▶ [Objective]: Locate the lines of the listing below that hold "July", then copy each of them.

──────── Excerpted records

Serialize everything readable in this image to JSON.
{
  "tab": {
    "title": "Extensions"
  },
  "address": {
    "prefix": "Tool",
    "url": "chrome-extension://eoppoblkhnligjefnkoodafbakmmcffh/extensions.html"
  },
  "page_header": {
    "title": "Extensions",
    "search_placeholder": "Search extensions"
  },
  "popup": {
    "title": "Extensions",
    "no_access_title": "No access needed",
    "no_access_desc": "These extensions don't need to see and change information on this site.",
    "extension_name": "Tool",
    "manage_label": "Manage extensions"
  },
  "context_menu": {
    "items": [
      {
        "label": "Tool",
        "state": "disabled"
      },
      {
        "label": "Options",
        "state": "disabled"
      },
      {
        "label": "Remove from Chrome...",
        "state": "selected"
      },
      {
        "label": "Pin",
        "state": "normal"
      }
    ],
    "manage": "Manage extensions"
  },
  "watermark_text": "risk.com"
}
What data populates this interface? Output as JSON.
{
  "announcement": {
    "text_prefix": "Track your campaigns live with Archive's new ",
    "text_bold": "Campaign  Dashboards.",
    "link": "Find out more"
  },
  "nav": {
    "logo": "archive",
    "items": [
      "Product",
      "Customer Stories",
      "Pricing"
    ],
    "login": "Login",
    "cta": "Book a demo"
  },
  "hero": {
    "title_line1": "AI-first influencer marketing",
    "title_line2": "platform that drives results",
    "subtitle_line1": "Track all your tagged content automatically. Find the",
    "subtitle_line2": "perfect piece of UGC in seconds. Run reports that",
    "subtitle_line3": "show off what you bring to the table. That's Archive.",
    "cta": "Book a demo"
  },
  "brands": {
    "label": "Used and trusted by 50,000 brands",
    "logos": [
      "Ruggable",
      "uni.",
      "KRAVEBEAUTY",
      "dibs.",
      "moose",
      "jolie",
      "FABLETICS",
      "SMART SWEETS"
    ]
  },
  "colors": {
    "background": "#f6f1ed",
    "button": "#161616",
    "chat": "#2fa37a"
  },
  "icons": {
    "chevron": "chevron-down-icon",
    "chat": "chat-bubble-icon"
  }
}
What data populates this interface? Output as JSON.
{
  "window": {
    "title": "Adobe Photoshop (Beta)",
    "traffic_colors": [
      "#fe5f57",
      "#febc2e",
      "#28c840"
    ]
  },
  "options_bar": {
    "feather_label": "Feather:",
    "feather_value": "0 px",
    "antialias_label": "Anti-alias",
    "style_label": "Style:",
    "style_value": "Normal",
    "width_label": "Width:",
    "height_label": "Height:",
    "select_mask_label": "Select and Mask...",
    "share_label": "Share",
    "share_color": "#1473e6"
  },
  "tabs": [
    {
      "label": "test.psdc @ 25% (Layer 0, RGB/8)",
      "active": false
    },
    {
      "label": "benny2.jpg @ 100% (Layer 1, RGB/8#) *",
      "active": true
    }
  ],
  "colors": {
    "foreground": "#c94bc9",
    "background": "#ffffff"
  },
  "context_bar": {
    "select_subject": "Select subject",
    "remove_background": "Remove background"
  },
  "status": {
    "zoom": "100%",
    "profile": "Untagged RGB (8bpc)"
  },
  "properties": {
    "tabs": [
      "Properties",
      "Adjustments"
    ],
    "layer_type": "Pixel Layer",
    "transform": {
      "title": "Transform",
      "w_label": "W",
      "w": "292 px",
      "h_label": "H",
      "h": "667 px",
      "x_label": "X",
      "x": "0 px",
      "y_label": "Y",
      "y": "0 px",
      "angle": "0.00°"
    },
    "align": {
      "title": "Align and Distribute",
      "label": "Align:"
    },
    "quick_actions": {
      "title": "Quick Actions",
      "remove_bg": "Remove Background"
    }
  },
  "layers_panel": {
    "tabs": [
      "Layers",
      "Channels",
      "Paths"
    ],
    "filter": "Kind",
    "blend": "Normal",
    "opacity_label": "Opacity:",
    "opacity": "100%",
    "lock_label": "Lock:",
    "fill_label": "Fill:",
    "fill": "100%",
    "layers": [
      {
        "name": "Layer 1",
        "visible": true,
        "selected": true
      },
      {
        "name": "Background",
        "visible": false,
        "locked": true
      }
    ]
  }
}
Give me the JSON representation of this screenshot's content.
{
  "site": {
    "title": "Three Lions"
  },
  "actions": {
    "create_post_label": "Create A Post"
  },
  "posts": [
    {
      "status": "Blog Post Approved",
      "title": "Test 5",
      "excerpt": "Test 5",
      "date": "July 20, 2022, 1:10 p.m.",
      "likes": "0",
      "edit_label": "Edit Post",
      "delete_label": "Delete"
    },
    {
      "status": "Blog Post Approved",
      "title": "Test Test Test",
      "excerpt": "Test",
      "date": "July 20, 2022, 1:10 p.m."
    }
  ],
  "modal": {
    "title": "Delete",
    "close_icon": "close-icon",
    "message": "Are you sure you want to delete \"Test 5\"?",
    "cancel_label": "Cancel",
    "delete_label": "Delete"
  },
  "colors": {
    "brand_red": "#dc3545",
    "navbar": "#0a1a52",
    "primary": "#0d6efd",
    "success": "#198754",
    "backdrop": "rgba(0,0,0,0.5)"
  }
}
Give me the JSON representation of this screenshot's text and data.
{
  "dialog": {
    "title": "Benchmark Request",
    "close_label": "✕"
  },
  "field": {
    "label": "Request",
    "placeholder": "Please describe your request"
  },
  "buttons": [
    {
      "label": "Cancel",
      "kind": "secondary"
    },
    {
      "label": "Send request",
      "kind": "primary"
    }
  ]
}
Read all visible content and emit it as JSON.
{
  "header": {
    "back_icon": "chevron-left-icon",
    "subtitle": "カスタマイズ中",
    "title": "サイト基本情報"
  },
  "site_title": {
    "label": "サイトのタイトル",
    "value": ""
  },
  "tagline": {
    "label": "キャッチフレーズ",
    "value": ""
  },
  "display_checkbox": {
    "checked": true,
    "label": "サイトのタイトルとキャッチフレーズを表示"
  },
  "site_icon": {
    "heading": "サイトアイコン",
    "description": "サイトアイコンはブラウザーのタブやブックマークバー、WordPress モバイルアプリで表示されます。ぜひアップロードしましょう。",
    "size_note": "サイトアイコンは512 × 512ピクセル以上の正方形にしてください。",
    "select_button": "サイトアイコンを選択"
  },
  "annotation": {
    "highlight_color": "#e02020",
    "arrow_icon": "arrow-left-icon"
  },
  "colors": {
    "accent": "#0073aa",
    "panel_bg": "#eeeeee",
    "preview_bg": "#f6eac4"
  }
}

────────────────

▶ [Result]:
      "date": "July 20, 2022, 1:10 p.m.",
      "date": "July 20, 2022, 1:10 p.m."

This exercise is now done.